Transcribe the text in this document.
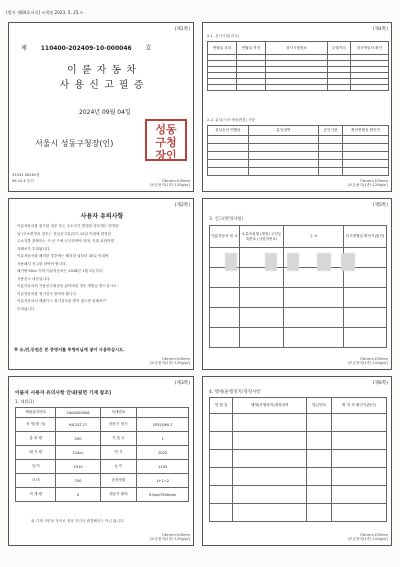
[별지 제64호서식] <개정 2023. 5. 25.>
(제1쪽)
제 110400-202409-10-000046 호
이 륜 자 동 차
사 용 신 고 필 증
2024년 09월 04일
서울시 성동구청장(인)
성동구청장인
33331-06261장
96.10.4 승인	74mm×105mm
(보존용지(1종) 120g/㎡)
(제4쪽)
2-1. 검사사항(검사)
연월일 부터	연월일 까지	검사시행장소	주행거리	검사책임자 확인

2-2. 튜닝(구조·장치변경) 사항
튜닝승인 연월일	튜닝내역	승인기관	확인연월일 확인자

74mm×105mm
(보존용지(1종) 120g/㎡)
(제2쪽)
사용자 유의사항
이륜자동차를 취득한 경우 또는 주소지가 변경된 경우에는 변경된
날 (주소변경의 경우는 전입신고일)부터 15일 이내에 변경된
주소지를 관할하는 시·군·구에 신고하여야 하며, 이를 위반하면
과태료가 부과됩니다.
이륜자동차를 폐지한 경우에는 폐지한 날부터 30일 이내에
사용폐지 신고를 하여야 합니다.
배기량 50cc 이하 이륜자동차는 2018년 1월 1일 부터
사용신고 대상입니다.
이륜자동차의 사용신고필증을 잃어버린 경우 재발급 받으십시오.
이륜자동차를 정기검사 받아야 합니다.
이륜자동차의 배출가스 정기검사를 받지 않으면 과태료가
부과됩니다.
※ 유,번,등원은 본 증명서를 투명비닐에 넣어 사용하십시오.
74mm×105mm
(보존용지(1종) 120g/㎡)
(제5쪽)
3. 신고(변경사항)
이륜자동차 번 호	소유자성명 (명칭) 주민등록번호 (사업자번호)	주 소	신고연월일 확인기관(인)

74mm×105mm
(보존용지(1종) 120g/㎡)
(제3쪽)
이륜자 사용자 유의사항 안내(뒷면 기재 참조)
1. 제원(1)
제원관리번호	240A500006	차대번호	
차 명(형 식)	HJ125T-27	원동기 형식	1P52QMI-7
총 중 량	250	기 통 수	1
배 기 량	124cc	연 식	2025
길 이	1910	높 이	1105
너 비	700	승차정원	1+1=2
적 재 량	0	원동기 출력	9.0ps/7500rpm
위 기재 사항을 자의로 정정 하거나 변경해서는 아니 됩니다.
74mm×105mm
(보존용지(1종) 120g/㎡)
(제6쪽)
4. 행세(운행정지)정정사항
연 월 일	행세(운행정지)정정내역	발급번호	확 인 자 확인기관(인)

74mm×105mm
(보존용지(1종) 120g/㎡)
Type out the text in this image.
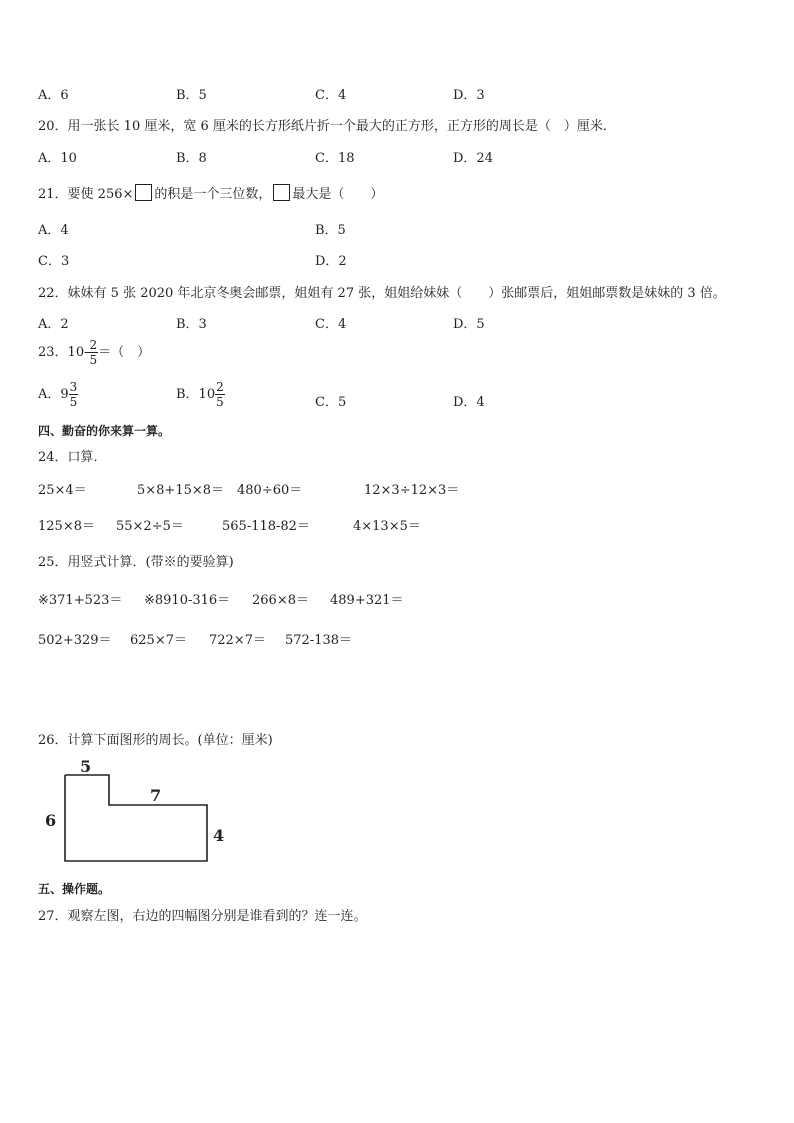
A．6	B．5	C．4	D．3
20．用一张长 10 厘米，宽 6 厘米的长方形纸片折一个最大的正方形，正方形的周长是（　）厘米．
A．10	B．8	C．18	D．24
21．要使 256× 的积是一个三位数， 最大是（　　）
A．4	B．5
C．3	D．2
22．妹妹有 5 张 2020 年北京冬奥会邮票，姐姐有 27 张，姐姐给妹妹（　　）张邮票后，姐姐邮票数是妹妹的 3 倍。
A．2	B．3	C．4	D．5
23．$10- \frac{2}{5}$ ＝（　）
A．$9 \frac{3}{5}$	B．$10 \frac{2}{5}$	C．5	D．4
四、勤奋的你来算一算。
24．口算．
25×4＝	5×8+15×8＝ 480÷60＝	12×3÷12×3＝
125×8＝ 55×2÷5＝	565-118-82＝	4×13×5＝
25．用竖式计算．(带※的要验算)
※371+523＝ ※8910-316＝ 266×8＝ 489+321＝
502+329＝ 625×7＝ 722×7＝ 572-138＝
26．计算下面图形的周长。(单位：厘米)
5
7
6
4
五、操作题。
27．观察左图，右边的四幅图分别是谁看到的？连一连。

.....

_Exercise task_
Your copy should match the entries exactly, minus the pictures.

_Response below_
Transcribe the text in this document.
[별지 제64호서식] <개정 2023. 5. 25.>
(제1쪽)
제 110400-202409-10-000046 호
이 륜 자 동 차
사 용 신 고 필 증
2024년 09월 04일
서울시 성동구청장(인)
성동구청장인
33331-06261장
96.10.4 승인	74mm×105mm
(보존용지(1종) 120g/㎡)
(제4쪽)
2-1. 검사사항(검사)
연월일 부터	연월일 까지	검사시행장소	주행거리	검사책임자 확인

2-2. 튜닝(구조·장치변경) 사항
튜닝승인 연월일	튜닝내역	승인기관	확인연월일 확인자

74mm×105mm
(보존용지(1종) 120g/㎡)
(제2쪽)
사용자 유의사항
이륜자동차를 취득한 경우 또는 주소지가 변경된 경우에는 변경된
날 (주소변경의 경우는 전입신고일)부터 15일 이내에 변경된
주소지를 관할하는 시·군·구에 신고하여야 하며, 이를 위반하면
과태료가 부과됩니다.
이륜자동차를 폐지한 경우에는 폐지한 날부터 30일 이내에
사용폐지 신고를 하여야 합니다.
배기량 50cc 이하 이륜자동차는 2018년 1월 1일 부터
사용신고 대상입니다.
이륜자동차의 사용신고필증을 잃어버린 경우 재발급 받으십시오.
이륜자동차를 정기검사 받아야 합니다.
이륜자동차의 배출가스 정기검사를 받지 않으면 과태료가
부과됩니다.
※ 유,번,등원은 본 증명서를 투명비닐에 넣어 사용하십시오.
74mm×105mm
(보존용지(1종) 120g/㎡)
(제5쪽)
3. 신고(변경사항)
이륜자동차 번 호	소유자성명 (명칭) 주민등록번호 (사업자번호)	주 소	신고연월일 확인기관(인)

74mm×105mm
(보존용지(1종) 120g/㎡)
(제3쪽)
이륜자 사용자 유의사항 안내(뒷면 기재 참조)
1. 제원(1)
제원관리번호	240A500006	차대번호	
차 명(형 식)	HJ125T-27	원동기 형식	1P52QMI-7
총 중 량	250	기 통 수	1
배 기 량	124cc	연 식	2025
길 이	1910	높 이	1105
너 비	700	승차정원	1+1=2
적 재 량	0	원동기 출력	9.0ps/7500rpm
위 기재 사항을 자의로 정정 하거나 변경해서는 아니 됩니다.
74mm×105mm
(보존용지(1종) 120g/㎡)
(제6쪽)
4. 행세(운행정지)정정사항
연 월 일	행세(운행정지)정정내역	발급번호	확 인 자 확인기관(인)

74mm×105mm
(보존용지(1종) 120g/㎡)
Type out the text in this image.
A．6	B．5	C．4	D．3
20．用一张长 10 厘米，宽 6 厘米的长方形纸片折一个最大的正方形，正方形的周长是（　）厘米．
A．10	B．8	C．18	D．24
21．要使 256× 的积是一个三位数， 最大是（　　）
A．4	B．5
C．3	D．2
22．妹妹有 5 张 2020 年北京冬奥会邮票，姐姐有 27 张，姐姐给妹妹（　　）张邮票后，姐姐邮票数是妹妹的 3 倍。
A．2	B．3	C．4	D．5
23．$10- \frac{2}{5}$ ＝（　）
A．$9 \frac{3}{5}$	B．$10 \frac{2}{5}$	C．5	D．4
四、勤奋的你来算一算。
24．口算．
25×4＝	5×8+15×8＝ 480÷60＝	12×3÷12×3＝
125×8＝ 55×2÷5＝	565-118-82＝	4×13×5＝
25．用竖式计算．(带※的要验算)
※371+523＝ ※8910-316＝ 266×8＝ 489+321＝
502+329＝ 625×7＝ 722×7＝ 572-138＝
26．计算下面图形的周长。(单位：厘米)
5
7
6
4
五、操作题。
27．观察左图，右边的四幅图分别是谁看到的？连一连。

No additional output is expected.